[Exercise instructions] Copy each line in the data that includes the word "text".

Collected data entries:
-- start --

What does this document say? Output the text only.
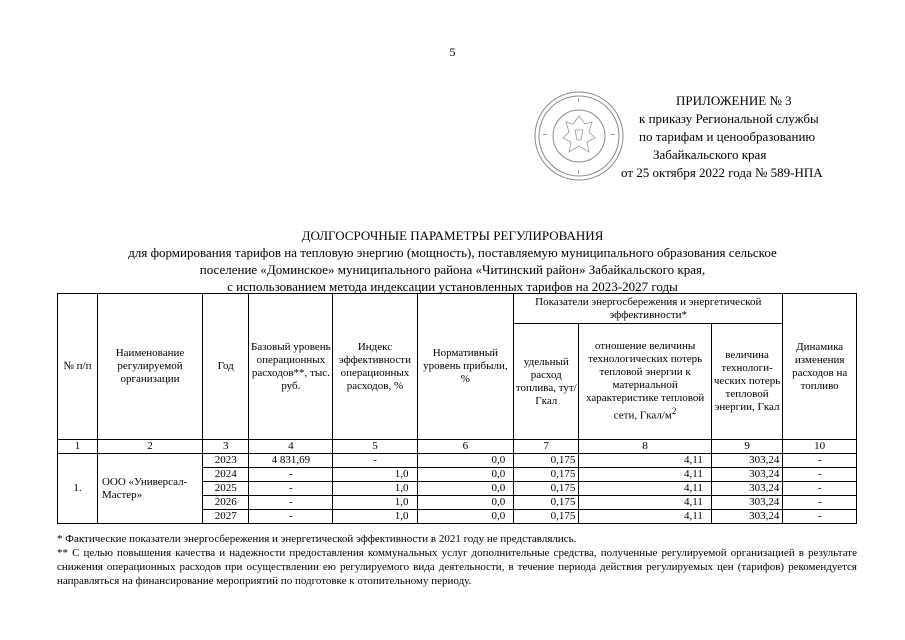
5
ПРИЛОЖЕНИЕ № 3
к приказу Региональной службы
по тарифам и ценообразованию
Забайкальского края
от 25 октября 2022 года № 589-НПА
ДОЛГОСРОЧНЫЕ ПАРАМЕТРЫ РЕГУЛИРОВАНИЯ
для формирования тарифов на тепловую энергию (мощность), поставляемую муниципального образования сельское
поселение «Доминское» муниципального района «Читинский район» Забайкальского края,
с использованием метода индексации установленных тарифов на 2023-2027 годы
№ п/п	Наименование регулируемой организации	Год	Базовый уровень операционных расходов**, тыс. руб.	Индекс эффективности операционных расходов, %	Нормативный уровень прибыли, %	Показатели энергосбережения и энергетической эффективности*			Динамика изменения расходов на топливо
						удельный расход топлива, тут/Гкал	отношение величины технологических потерь тепловой энергии к материальной характеристике тепловой сети, Гкал/$м^2$	величина технологи-ческих потерь тепловой энергии, Гкал	
1	2	3	4	5	6	7	8	9	10
1.	ООО «Универсал-Мастер»	2023	4 831,69	-	0,0	0,175	4,11	303,24	-
		2024	-	1,0	0,0	0,175	4,11	303,24	-
		2025	-	1,0	0,0	0,175	4,11	303,24	-
		2026	-	1,0	0,0	0,175	4,11	303,24	-
		2027	-	1,0	0,0	0,175	4,11	303,24	-

* Фактические показатели энергосбережения и энергетической эффективности в 2021 году не представлялись.

** С целью повышения качества и надежности предоставления коммунальных услуг дополнительные средства, полученные регулируемой организацией в результате снижения операционных расходов при осуществлении ею регулируемого вида деятельности, в течение периода действия регулируемых цен (тарифов) рекомендуется направляться на финансирование мероприятий по подготовке к отопительному периоду.
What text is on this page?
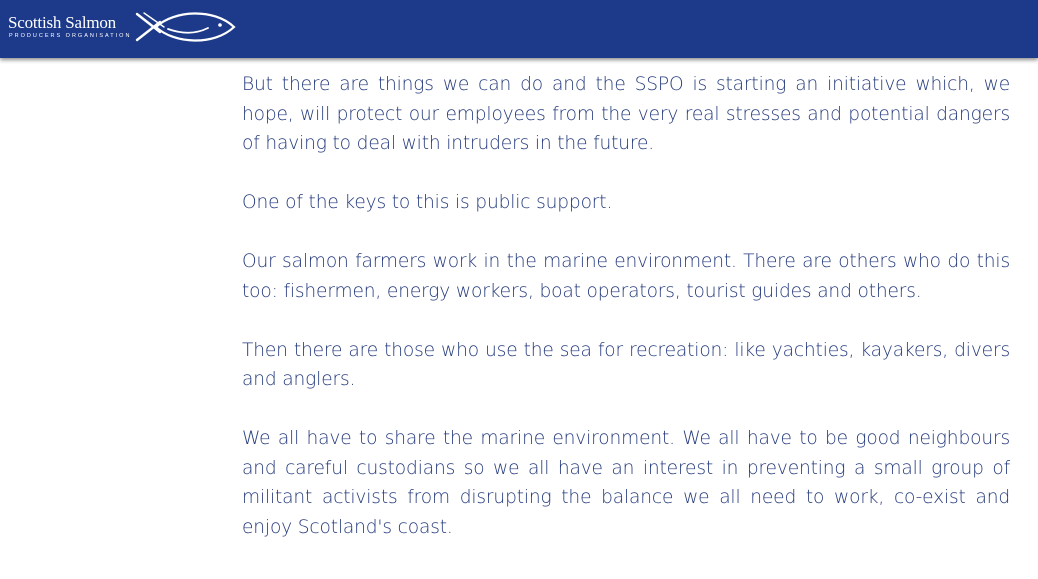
Scottish Salmon
PRODUCERS ORGANISATION

But there are things we can do and the SSPO is starting an initiative which, we hope, will protect our employees from the very real stresses and potential dangers of having to deal with intruders in the future.

One of the keys to this is public support.

Our salmon farmers work in the marine environment. There are others who do this too: fishermen, energy workers, boat operators, tourist guides and others.

Then there are those who use the sea for recreation: like yachties, kayakers, divers and anglers.

We all have to share the marine environment. We all have to be good neighbours and careful custodians so we all have an interest in preventing a small group of militant activists from disrupting the balance we all need to work, co-exist and enjoy Scotland's coast.
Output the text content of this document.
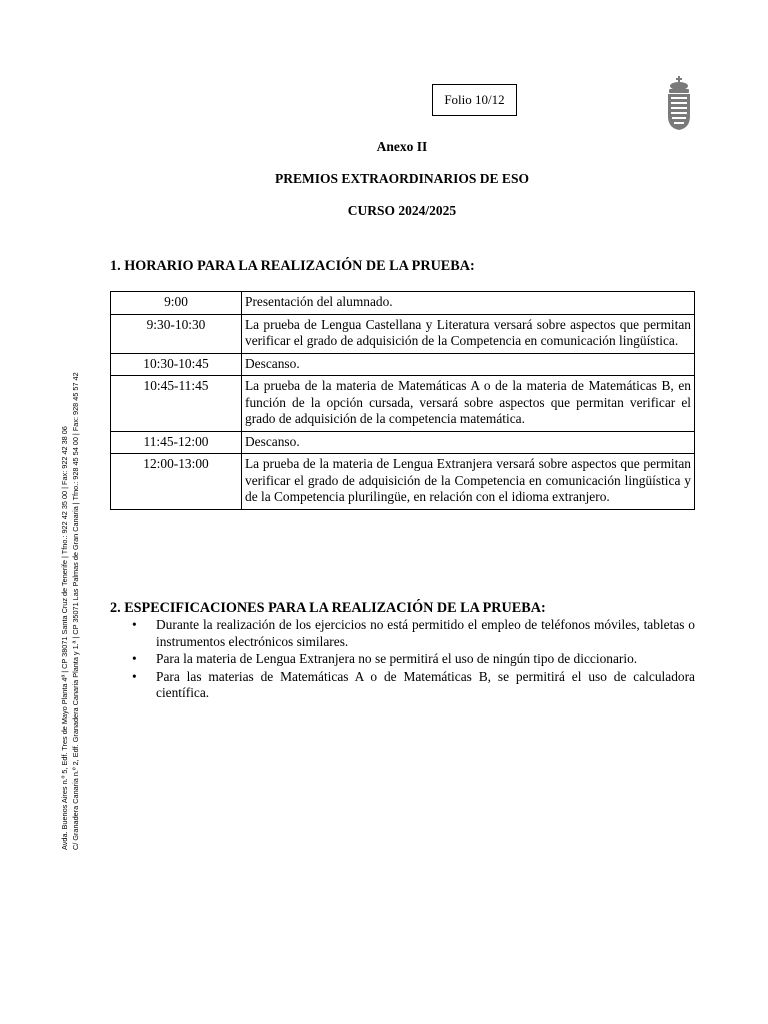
Folio 10/12
Anexo II
PREMIOS EXTRAORDINARIOS DE ESO
CURSO 2024/2025
1. HORARIO PARA LA REALIZACIÓN DE LA PRUEBA:
9:00	Presentación del alumnado.
9:30-10:30	La prueba de Lengua Castellana y Literatura versará sobre aspectos que permitan verificar el grado de adquisición de la Competencia en comunicación lingüística.
10:30-10:45	Descanso.
10:45-11:45	La prueba de la materia de Matemáticas A o de la materia de Matemáticas B, en función de la opción cursada, versará sobre aspectos que permitan verificar el grado de adquisición de la competencia matemática.
11:45-12:00	Descanso.
12:00-13:00	La prueba de la materia de Lengua Extranjera versará sobre aspectos que permitan verificar el grado de adquisición de la Competencia en comunicación lingüística y de la Competencia plurilingüe, en relación con el idioma extranjero.
2. ESPECIFICACIONES PARA LA REALIZACIÓN DE LA PRUEBA:
• Durante la realización de los ejercicios no está permitido el empleo de teléfonos móviles, tabletas o instrumentos electrónicos similares.
• Para la materia de Lengua Extranjera no se permitirá el uso de ningún tipo de diccionario.
• Para las materias de Matemáticas A o de Matemáticas B, se permitirá el uso de calculadora científica.
Avda. Buenos Aires n.º 5, Edf. Tres de Mayo Planta 4ª | CP 38071 Santa Cruz de Tenerife | Tfno.: 922 42 35 00 | Fax: 922 42 38 06 C/ Granadera Canaria n.º 2, Edf. Granadera Canaria Planta y 1.ª | CP 35071 Las Palmas de Gran Canaria | Tfno.: 928 45 54 00 | Fax: 928 45 57 42
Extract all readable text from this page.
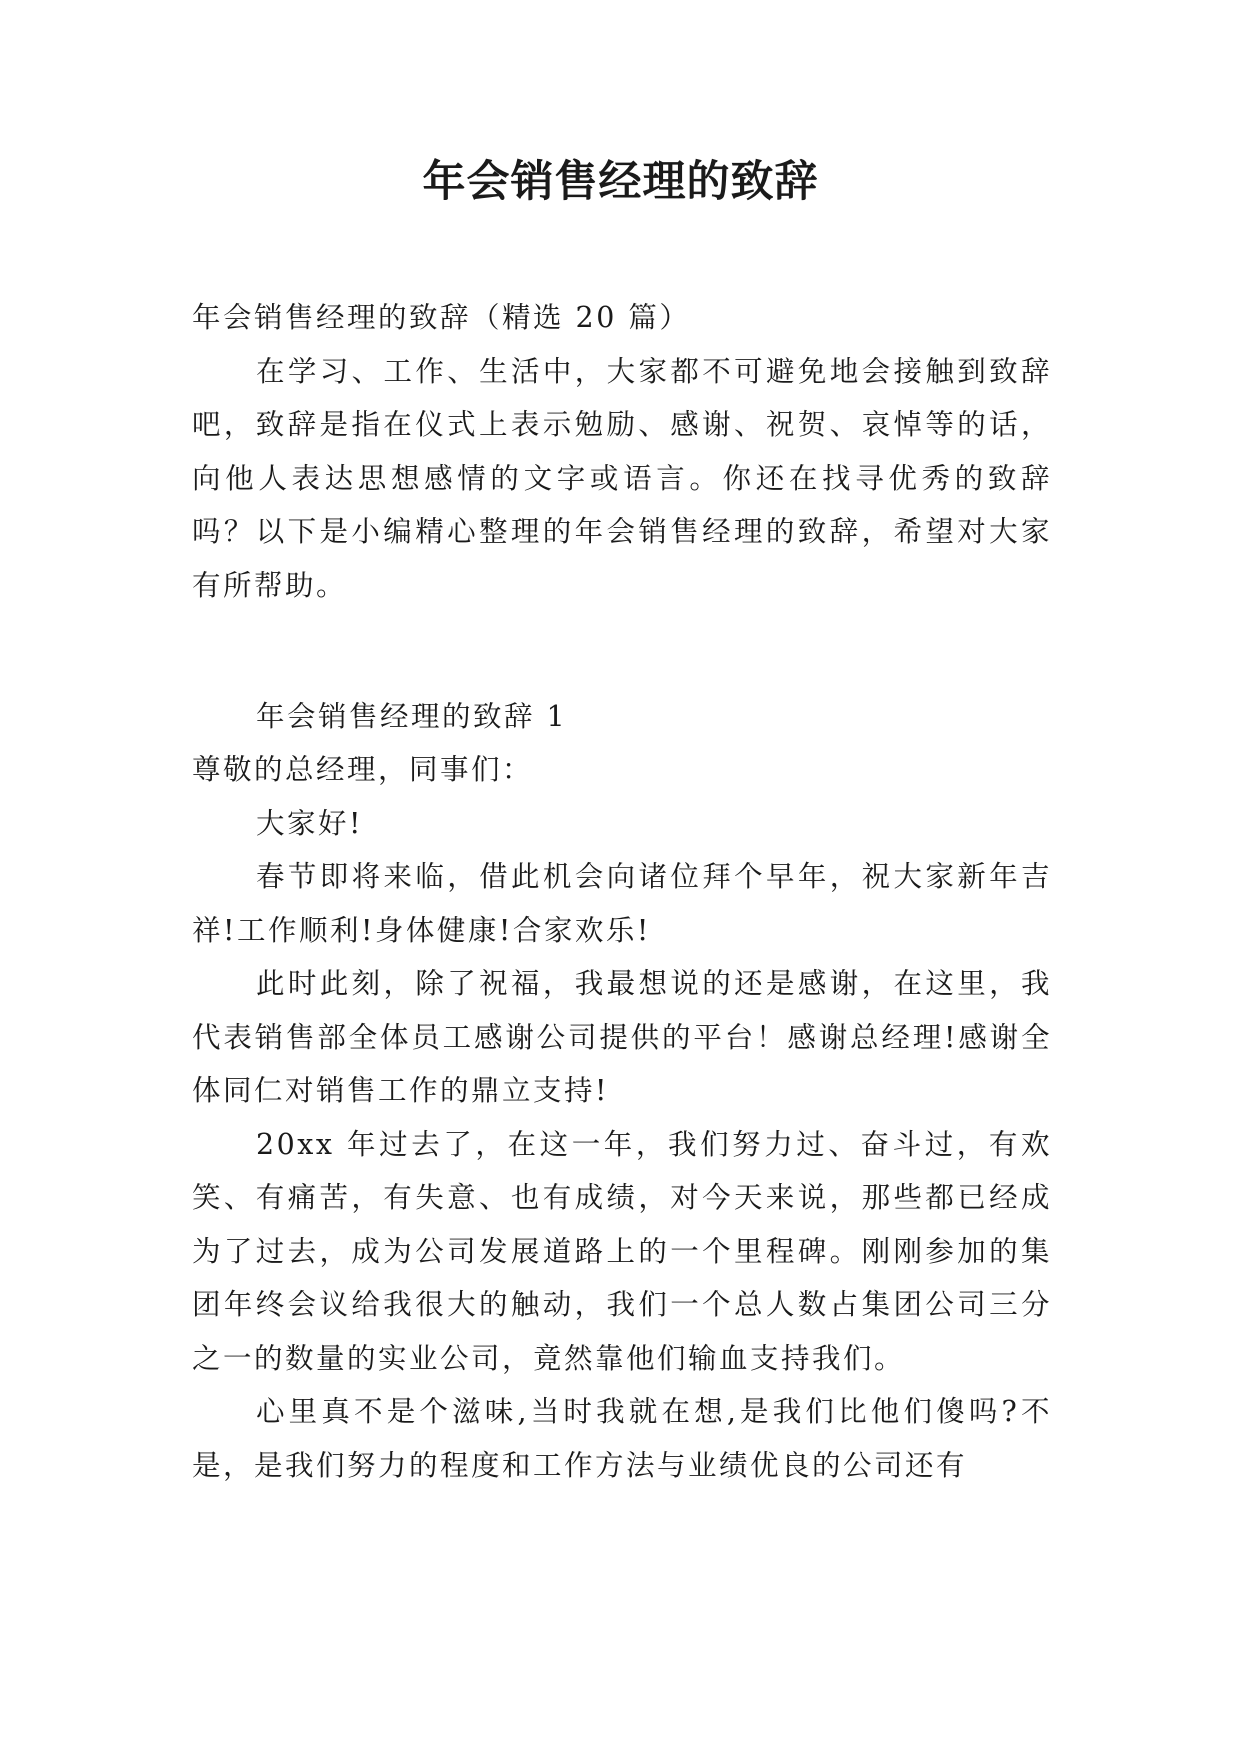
年会销售经理的致辞

年会销售经理的致辞（精选 20 篇）

在学习、工作、生活中，大家都不可避免地会接触到致辞吧，致辞是指在仪式上表示勉励、感谢、祝贺、哀悼等的话，向他人表达思想感情的文字或语言。你还在找寻优秀的致辞吗？以下是小编精心整理的年会销售经理的致辞，希望对大家有所帮助。

年会销售经理的致辞 1

尊敬的总经理，同事们：

大家好!

春节即将来临，借此机会向诸位拜个早年，祝大家新年吉祥!工作顺利!身体健康!合家欢乐!

此时此刻，除了祝福，我最想说的还是感谢，在这里，我代表销售部全体员工感谢公司提供的平台！感谢总经理!感谢全体同仁对销售工作的鼎立支持!

20xx 年过去了，在这一年，我们努力过、奋斗过，有欢笑、有痛苦，有失意、也有成绩，对今天来说，那些都已经成为了过去，成为公司发展道路上的一个里程碑。刚刚参加的集团年终会议给我很大的触动，我们一个总人数占集团公司三分之一的数量的实业公司，竟然靠他们输血支持我们。

心里真不是个滋味,当时我就在想,是我们比他们傻吗?不是，是我们努力的程度和工作方法与业绩优良的公司还有
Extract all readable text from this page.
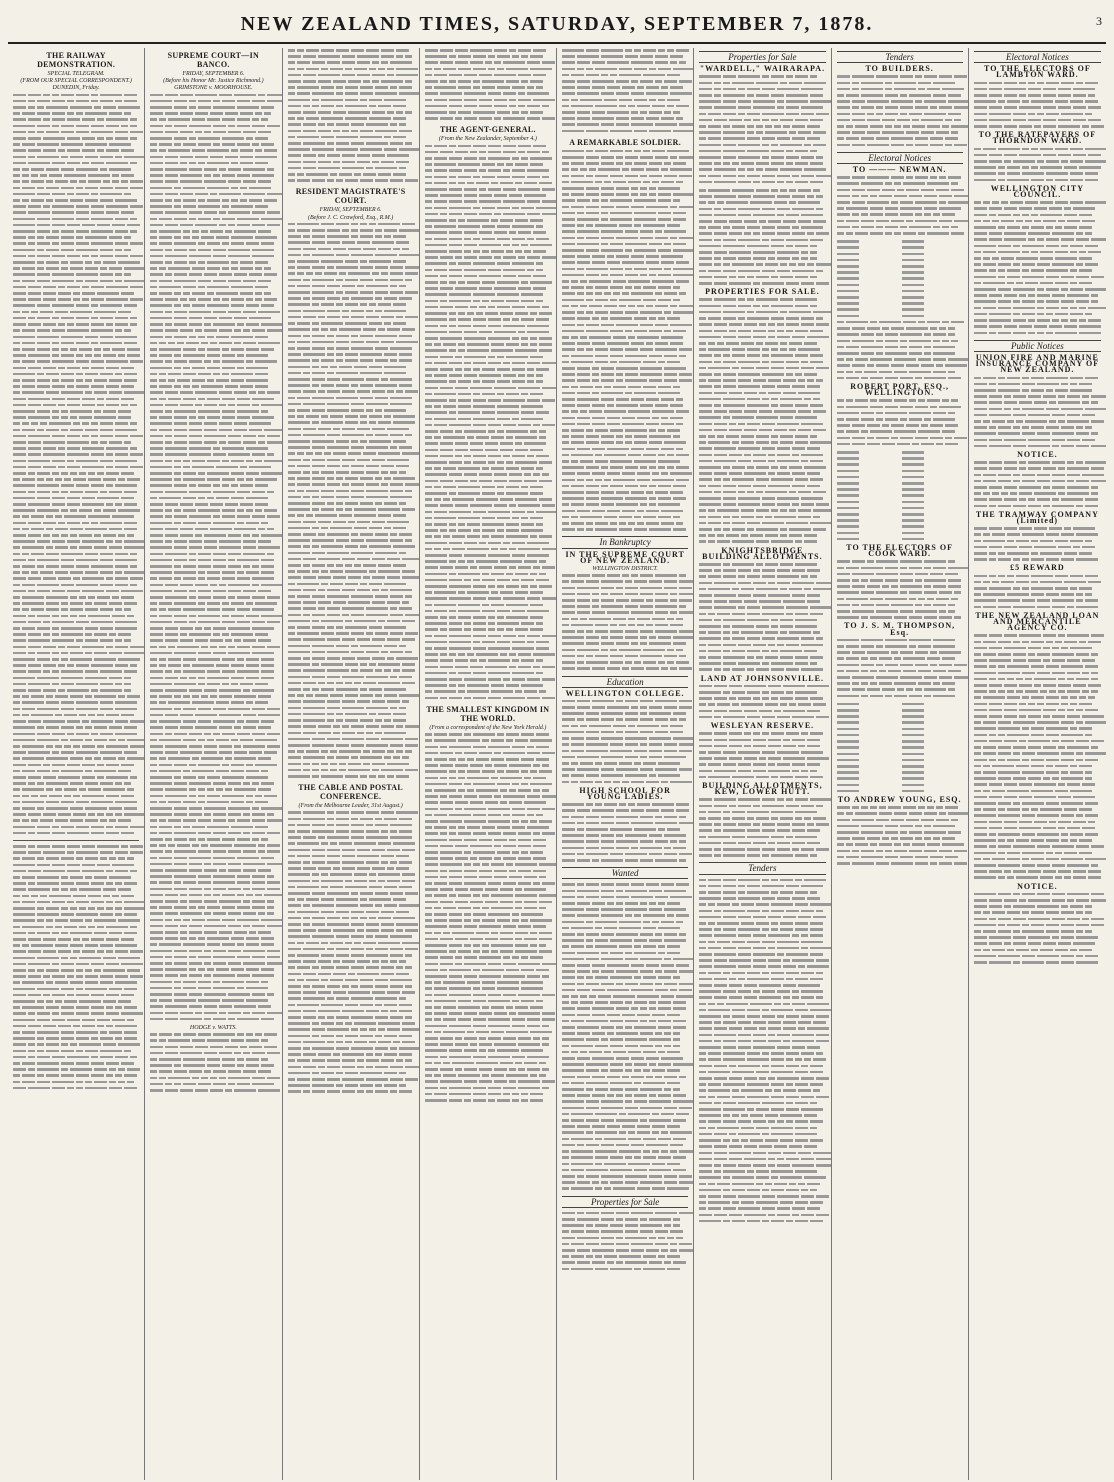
NEW ZEALAND TIMES, SATURDAY, SEPTEMBER 7, 1878.	3
THE RAILWAY DEMONSTRATION.
SPECIAL TELEGRAM.
(FROM OUR SPECIAL CORRESPONDENT.)
DUNEDIN, Friday.
SUPREME COURT—IN BANCO.
FRIDAY, SEPTEMBER 6.
(Before his Honor Mr. Justice Richmond.)
GRIMSTONE v. MOORHOUSE.
HODGE v. WATTS.
RESIDENT MAGISTRATE'S COURT.
FRIDAY, SEPTEMBER 6.
(Before J. C. Crawford, Esq., R.M.)
THE CABLE AND POSTAL CONFERENCE.
(From the Melbourne Leader, 31st August.)
THE AGENT-GENERAL.
(From the New Zealander, September 4.)
THE SMALLEST KINGDOM IN THE WORLD.
(From a correspondent of the New York Herald.)
A REMARKABLE SOLDIER.
In Bankruptcy
IN THE SUPREME COURT OF NEW ZEALAND.
WELLINGTON DISTRICT.
Education
WELLINGTON COLLEGE.
HIGH SCHOOL FOR YOUNG LADIES.
Wanted
Properties for Sale
Properties for Sale
"WARDELL," WAIRARAPA.
PROPERTIES FOR SALE.
KNIGHTSBRIDGE BUILDING ALLOTMENTS.
LAND AT JOHNSONVILLE.
WESLEYAN RESERVE.
BUILDING ALLOTMENTS, KEW, LOWER HUTT.
Tenders
Tenders
TO BUILDERS.
Electoral Notices
TO ——— NEWMAN.
ROBERT PORT, ESQ., WELLINGTON.
TO THE ELECTORS OF COOK WARD.
TO J. S. M. THOMPSON, Esq.
TO ANDREW YOUNG, ESQ.
Electoral Notices
TO THE ELECTORS OF LAMBTON WARD.
TO THE RATEPAYERS OF THORNDON WARD.
WELLINGTON CITY COUNCIL.
Public Notices
UNION FIRE AND MARINE INSURANCE COMPANY OF NEW ZEALAND.
NOTICE.
THE TRAMWAY COMPANY (Limited)
£5 REWARD
THE NEW ZEALAND LOAN AND MERCANTILE AGENCY CO.
NOTICE.
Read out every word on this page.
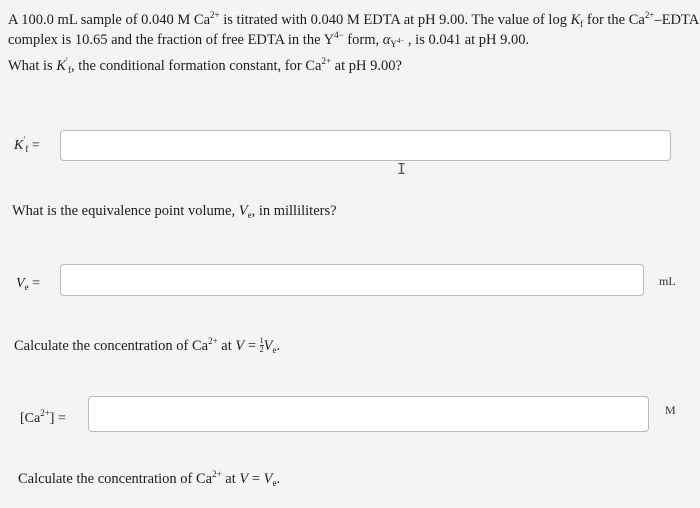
A 100.0 mL sample of 0.040 M $Ca^{2+}$ is titrated with 0.040 M EDTA at pH 9.00. The value of $\log K_f$ for the $Ca^{2+}$–EDTA
complex is 10.65 and the fraction of free EDTA in the $Y^{4-}$ form, $\alpha_{Y^{4-}}$ , is 0.041 at pH 9.00.
What is $K'_f$, the conditional formation constant, for $Ca^{2+}$ at pH 9.00?
$K'_f$ =
I
What is the equivalence point volume, $V_e$, in milliliters?
$V_e$ =	mL
Calculate the concentration of $Ca^{2+}$ at $V = \frac{1}{2} V_e$.
$[Ca^{2+}]$ =
M
Calculate the concentration of $Ca^{2+}$ at $V = V_e$.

-- end --

[Reply]
What does this document say? Output the text only.
What text is on this page?
Output the text content of this document.
Extract all readable text from this page.
Extract all readable text from this page.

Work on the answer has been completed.